WHAT YOU SHOULD DO -
Restate the data word for word and leave the images out.

Saved data entries -
::::::

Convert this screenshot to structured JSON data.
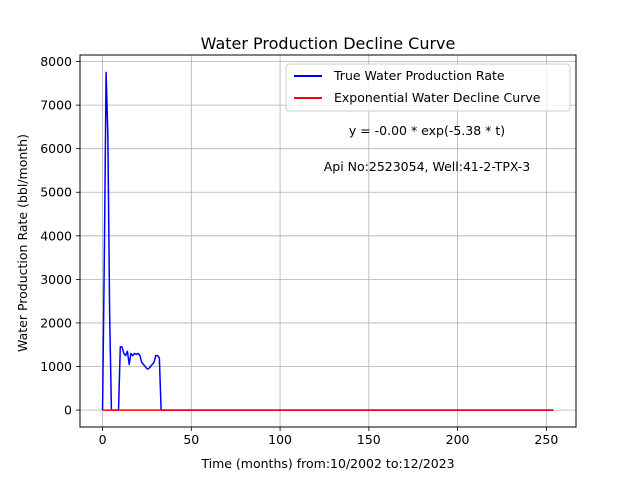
{
  "chart_data": {
    "type": "line",
    "title": "Water Production Decline Curve",
    "xlabel": "Time (months) from:10/2002 to:12/2023",
    "ylabel": "Water Production Rate (bbl/month)",
    "xlim": [
      -12.7,
      266.7
    ],
    "ylim": [
      -388,
      8150
    ],
    "xticks": [
      0,
      50,
      100,
      150,
      200,
      250
    ],
    "yticks": [
      0,
      1000,
      2000,
      3000,
      4000,
      5000,
      6000,
      7000,
      8000
    ],
    "grid": true,
    "legend_position": "upper right",
    "annotations": [
      "y = -0.00 * exp(-5.38 * t)",
      "Api No:2523054, Well:41-2-TPX-3"
    ],
    "series": [
      {
        "name": "True Water Production Rate",
        "color": "#0000ff",
        "x": [
          0,
          1,
          2,
          3,
          4,
          5,
          6,
          7,
          8,
          9,
          10,
          11,
          12,
          13,
          14,
          15,
          16,
          17,
          18,
          19,
          20,
          21,
          22,
          23,
          24,
          25,
          26,
          27,
          28,
          29,
          30,
          31,
          32,
          33,
          34,
          40,
          60,
          100,
          150,
          200,
          254
        ],
        "y": [
          0,
          3500,
          7750,
          6300,
          2200,
          0,
          0,
          0,
          0,
          0,
          1450,
          1450,
          1300,
          1250,
          1350,
          1050,
          1300,
          1250,
          1300,
          1280,
          1300,
          1260,
          1100,
          1050,
          1000,
          950,
          950,
          1000,
          1050,
          1100,
          1250,
          1250,
          1200,
          0,
          0,
          0,
          0,
          0,
          0,
          0,
          0
        ]
      },
      {
        "name": "Exponential Water Decline Curve",
        "color": "#ff0000",
        "x": [
          0,
          50,
          100,
          150,
          200,
          254
        ],
        "y": [
          0,
          0,
          0,
          0,
          0,
          0
        ]
      }
    ]
  }
}
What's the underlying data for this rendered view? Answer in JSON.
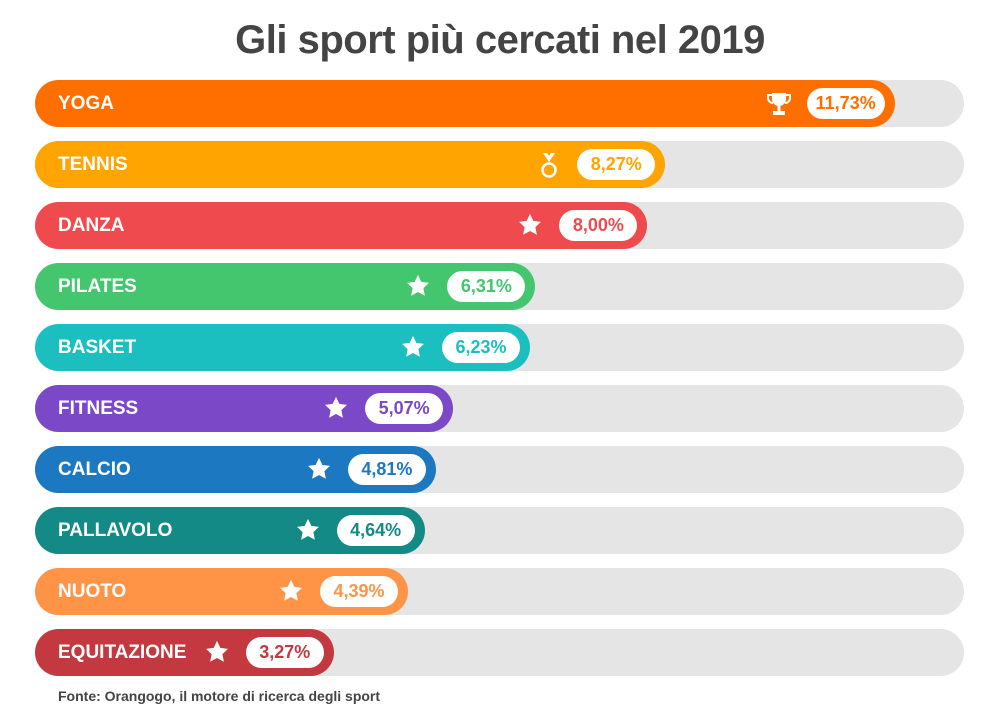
{
  "chart_data": {
    "type": "bar",
    "orientation": "horizontal",
    "title": "Gli sport più cercati nel 2019",
    "categories": [
      "YOGA",
      "TENNIS",
      "DANZA",
      "PILATES",
      "BASKET",
      "FITNESS",
      "CALCIO",
      "PALLAVOLO",
      "NUOTO",
      "EQUITAZIONE"
    ],
    "values": [
      11.73,
      8.27,
      8.0,
      6.31,
      6.23,
      5.07,
      4.81,
      4.64,
      4.39,
      3.27
    ],
    "value_labels": [
      "11,73%",
      "8,27%",
      "8,00%",
      "6,31%",
      "6,23%",
      "5,07%",
      "4,81%",
      "4,64%",
      "4,39%",
      "3,27%"
    ],
    "colors": [
      "#FF6F00",
      "#FFA400",
      "#EF4B4F",
      "#43C66E",
      "#1BBFBF",
      "#7B48C8",
      "#1C78C0",
      "#138A85",
      "#FF9447",
      "#C4393F"
    ],
    "icons": [
      "trophy-icon",
      "medal-icon",
      "star-icon",
      "star-icon",
      "star-icon",
      "star-icon",
      "star-icon",
      "star-icon",
      "star-icon",
      "star-icon"
    ],
    "track_color": "#E5E5E5",
    "grid": false,
    "source": "Fonte: Orangogo, il motore di ricerca degli sport"
  }
}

::::::

EXERCISE RESPONSE -
Convert this screenshot to structured JSON data.
{
  "chart_data": {
    "type": "line",
    "title": "Water Production Decline Curve",
    "xlabel": "Time (months) from:10/2002 to:12/2023",
    "ylabel": "Water Production Rate (bbl/month)",
    "xlim": [
      -12.7,
      266.7
    ],
    "ylim": [
      -388,
      8150
    ],
    "xticks": [
      0,
      50,
      100,
      150,
      200,
      250
    ],
    "yticks": [
      0,
      1000,
      2000,
      3000,
      4000,
      5000,
      6000,
      7000,
      8000
    ],
    "grid": true,
    "legend_position": "upper right",
    "annotations": [
      "y = -0.00 * exp(-5.38 * t)",
      "Api No:2523054, Well:41-2-TPX-3"
    ],
    "series": [
      {
        "name": "True Water Production Rate",
        "color": "#0000ff",
        "x": [
          0,
          1,
          2,
          3,
          4,
          5,
          6,
          7,
          8,
          9,
          10,
          11,
          12,
          13,
          14,
          15,
          16,
          17,
          18,
          19,
          20,
          21,
          22,
          23,
          24,
          25,
          26,
          27,
          28,
          29,
          30,
          31,
          32,
          33,
          34,
          40,
          60,
          100,
          150,
          200,
          254
        ],
        "y": [
          0,
          3500,
          7750,
          6300,
          2200,
          0,
          0,
          0,
          0,
          0,
          1450,
          1450,
          1300,
          1250,
          1350,
          1050,
          1300,
          1250,
          1300,
          1280,
          1300,
          1260,
          1100,
          1050,
          1000,
          950,
          950,
          1000,
          1050,
          1100,
          1250,
          1250,
          1200,
          0,
          0,
          0,
          0,
          0,
          0,
          0,
          0
        ]
      },
      {
        "name": "Exponential Water Decline Curve",
        "color": "#ff0000",
        "x": [
          0,
          50,
          100,
          150,
          200,
          254
        ],
        "y": [
          0,
          0,
          0,
          0,
          0,
          0
        ]
      }
    ]
  }
}
What's the underlying data for this rendered view? Answer in JSON.
{
  "chart_data": {
    "type": "bar",
    "orientation": "horizontal",
    "title": "Gli sport più cercati nel 2019",
    "categories": [
      "YOGA",
      "TENNIS",
      "DANZA",
      "PILATES",
      "BASKET",
      "FITNESS",
      "CALCIO",
      "PALLAVOLO",
      "NUOTO",
      "EQUITAZIONE"
    ],
    "values": [
      11.73,
      8.27,
      8.0,
      6.31,
      6.23,
      5.07,
      4.81,
      4.64,
      4.39,
      3.27
    ],
    "value_labels": [
      "11,73%",
      "8,27%",
      "8,00%",
      "6,31%",
      "6,23%",
      "5,07%",
      "4,81%",
      "4,64%",
      "4,39%",
      "3,27%"
    ],
    "colors": [
      "#FF6F00",
      "#FFA400",
      "#EF4B4F",
      "#43C66E",
      "#1BBFBF",
      "#7B48C8",
      "#1C78C0",
      "#138A85",
      "#FF9447",
      "#C4393F"
    ],
    "icons": [
      "trophy-icon",
      "medal-icon",
      "star-icon",
      "star-icon",
      "star-icon",
      "star-icon",
      "star-icon",
      "star-icon",
      "star-icon",
      "star-icon"
    ],
    "track_color": "#E5E5E5",
    "grid": false,
    "source": "Fonte: Orangogo, il motore di ricerca degli sport"
  }
}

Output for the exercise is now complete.